>> Begin Data entries

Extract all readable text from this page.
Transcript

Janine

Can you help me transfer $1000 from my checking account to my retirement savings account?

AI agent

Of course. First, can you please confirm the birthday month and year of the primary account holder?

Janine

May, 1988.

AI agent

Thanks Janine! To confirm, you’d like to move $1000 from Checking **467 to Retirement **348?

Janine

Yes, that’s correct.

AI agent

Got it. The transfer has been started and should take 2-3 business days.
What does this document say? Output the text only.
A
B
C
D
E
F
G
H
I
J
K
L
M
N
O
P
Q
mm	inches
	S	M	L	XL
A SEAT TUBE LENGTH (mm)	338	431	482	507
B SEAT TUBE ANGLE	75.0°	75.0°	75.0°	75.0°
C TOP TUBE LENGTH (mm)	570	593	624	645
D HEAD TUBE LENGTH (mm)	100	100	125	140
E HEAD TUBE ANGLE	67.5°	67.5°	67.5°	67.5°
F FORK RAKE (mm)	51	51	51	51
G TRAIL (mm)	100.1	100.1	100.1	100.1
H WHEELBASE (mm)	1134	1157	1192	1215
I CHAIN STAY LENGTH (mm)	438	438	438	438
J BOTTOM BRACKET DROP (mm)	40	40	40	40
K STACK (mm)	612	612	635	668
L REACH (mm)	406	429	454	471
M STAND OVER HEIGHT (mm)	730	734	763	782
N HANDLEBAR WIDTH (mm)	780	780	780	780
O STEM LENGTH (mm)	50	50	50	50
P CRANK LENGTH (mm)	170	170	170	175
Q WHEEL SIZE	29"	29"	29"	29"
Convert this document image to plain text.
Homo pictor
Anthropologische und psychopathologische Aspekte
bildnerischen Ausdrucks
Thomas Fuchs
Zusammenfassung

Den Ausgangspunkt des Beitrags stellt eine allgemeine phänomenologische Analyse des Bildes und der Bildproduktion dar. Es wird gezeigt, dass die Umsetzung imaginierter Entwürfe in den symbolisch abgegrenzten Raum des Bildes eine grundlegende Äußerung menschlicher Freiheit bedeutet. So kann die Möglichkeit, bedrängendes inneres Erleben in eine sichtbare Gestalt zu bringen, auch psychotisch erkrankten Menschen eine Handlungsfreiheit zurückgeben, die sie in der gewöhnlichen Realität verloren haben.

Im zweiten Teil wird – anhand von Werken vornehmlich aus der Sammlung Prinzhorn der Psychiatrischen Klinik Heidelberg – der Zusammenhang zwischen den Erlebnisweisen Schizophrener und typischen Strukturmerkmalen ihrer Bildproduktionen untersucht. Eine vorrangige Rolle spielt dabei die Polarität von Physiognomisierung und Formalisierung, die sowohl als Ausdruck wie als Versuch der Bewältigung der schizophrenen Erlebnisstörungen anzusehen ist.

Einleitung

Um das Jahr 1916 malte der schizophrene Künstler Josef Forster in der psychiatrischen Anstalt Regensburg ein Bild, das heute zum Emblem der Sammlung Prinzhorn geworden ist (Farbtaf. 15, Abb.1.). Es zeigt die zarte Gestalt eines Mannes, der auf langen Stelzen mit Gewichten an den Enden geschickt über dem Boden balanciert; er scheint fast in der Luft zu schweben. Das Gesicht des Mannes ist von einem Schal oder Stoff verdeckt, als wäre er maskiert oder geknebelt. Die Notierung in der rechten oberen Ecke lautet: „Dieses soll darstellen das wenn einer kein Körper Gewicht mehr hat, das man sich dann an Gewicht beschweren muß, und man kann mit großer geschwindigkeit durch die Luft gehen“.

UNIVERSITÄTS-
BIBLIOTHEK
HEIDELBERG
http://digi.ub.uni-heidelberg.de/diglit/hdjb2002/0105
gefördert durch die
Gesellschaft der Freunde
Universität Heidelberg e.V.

>> End Data entries

## [Written exercise]
Find the word "ANGLE" and list each line it appears in.

## [Written solution]
B SEAT TUBE ANGLE	75.0°	75.0°	75.0°	75.0°
E HEAD TUBE ANGLE	67.5°	67.5°	67.5°	67.5°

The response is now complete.